Requirements -
Find each line with the string "sobre" and report it.

Extracted data entries
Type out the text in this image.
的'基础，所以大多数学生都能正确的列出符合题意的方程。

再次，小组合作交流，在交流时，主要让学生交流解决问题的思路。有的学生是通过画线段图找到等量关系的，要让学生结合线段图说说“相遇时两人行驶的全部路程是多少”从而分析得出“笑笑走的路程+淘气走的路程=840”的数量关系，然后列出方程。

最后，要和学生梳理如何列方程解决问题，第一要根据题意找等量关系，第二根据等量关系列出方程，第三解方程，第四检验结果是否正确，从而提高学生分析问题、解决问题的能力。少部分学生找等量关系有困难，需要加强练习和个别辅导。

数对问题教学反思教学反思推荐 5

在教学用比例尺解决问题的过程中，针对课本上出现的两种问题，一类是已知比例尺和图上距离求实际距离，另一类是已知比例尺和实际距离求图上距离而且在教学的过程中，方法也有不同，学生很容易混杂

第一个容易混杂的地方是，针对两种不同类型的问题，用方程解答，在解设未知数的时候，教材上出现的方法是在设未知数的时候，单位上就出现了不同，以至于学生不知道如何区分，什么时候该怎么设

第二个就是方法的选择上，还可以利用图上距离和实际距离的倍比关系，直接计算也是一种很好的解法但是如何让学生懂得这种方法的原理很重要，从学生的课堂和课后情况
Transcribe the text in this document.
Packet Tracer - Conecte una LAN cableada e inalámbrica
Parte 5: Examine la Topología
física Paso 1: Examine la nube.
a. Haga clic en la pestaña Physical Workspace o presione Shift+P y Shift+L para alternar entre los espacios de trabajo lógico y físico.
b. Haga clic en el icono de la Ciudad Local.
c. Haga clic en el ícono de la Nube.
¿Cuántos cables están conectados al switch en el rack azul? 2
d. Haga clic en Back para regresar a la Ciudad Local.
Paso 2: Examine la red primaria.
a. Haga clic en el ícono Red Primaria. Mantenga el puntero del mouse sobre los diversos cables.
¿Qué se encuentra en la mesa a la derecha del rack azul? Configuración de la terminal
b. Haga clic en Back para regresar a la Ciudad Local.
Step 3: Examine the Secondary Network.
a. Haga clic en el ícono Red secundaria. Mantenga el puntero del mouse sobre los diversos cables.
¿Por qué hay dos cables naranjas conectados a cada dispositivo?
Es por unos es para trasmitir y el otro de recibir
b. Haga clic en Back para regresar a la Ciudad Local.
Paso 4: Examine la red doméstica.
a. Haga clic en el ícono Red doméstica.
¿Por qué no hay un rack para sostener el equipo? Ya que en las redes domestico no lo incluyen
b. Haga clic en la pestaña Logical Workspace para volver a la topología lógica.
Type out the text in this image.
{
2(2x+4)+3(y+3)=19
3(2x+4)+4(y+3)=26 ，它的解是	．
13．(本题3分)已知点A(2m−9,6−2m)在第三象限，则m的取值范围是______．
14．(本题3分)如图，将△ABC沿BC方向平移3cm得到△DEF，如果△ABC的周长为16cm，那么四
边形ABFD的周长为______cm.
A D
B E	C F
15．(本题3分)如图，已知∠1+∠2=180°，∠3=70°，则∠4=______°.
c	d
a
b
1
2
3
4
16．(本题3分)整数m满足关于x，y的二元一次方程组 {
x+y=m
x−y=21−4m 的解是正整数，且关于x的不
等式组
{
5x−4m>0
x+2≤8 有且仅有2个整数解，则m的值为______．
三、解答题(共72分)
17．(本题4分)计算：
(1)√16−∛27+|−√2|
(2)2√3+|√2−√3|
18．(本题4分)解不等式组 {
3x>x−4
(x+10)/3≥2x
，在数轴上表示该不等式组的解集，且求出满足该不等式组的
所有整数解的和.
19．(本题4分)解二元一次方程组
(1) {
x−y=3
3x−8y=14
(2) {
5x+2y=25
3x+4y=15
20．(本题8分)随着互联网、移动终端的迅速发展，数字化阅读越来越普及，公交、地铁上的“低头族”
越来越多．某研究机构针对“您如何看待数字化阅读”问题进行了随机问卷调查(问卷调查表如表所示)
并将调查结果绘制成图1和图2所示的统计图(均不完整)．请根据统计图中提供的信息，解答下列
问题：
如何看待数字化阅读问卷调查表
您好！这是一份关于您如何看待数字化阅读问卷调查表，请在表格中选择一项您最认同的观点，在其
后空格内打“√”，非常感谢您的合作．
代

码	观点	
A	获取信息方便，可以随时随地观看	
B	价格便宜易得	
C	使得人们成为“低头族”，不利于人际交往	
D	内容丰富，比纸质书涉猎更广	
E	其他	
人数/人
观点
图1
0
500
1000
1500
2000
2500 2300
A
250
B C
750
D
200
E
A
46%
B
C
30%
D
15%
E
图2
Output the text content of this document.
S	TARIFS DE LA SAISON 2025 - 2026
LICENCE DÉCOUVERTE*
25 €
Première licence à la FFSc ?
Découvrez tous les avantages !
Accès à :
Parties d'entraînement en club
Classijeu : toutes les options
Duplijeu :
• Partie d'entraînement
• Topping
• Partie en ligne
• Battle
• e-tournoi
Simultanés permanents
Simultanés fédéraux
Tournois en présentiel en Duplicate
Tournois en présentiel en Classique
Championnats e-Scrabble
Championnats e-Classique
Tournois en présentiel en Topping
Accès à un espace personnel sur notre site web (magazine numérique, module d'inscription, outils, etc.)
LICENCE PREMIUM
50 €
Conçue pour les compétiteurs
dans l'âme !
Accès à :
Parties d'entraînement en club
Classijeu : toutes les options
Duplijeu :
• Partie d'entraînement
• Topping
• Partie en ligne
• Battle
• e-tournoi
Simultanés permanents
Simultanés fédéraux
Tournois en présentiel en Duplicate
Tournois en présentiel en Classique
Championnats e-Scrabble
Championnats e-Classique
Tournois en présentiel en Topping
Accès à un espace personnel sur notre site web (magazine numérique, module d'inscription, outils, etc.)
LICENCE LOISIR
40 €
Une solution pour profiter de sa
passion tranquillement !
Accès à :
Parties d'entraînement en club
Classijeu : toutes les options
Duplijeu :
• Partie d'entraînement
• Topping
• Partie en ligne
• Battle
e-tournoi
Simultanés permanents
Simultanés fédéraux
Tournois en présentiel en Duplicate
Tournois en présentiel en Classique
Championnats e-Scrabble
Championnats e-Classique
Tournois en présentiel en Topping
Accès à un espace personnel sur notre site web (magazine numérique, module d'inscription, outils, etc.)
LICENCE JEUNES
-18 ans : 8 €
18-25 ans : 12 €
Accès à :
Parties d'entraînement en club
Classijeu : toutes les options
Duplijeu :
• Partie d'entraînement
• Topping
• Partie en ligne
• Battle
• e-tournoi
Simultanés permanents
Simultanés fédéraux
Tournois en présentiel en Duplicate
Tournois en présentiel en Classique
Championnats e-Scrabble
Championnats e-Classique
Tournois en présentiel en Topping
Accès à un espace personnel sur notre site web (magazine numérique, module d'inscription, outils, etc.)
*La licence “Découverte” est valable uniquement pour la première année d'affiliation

Response for this exercise -
a. Haga clic en el ícono Red Primaria. Mantenga el puntero del mouse sobre los diversos cables.
a. Haga clic en el ícono Red secundaria. Mantenga el puntero del mouse sobre los diversos cables.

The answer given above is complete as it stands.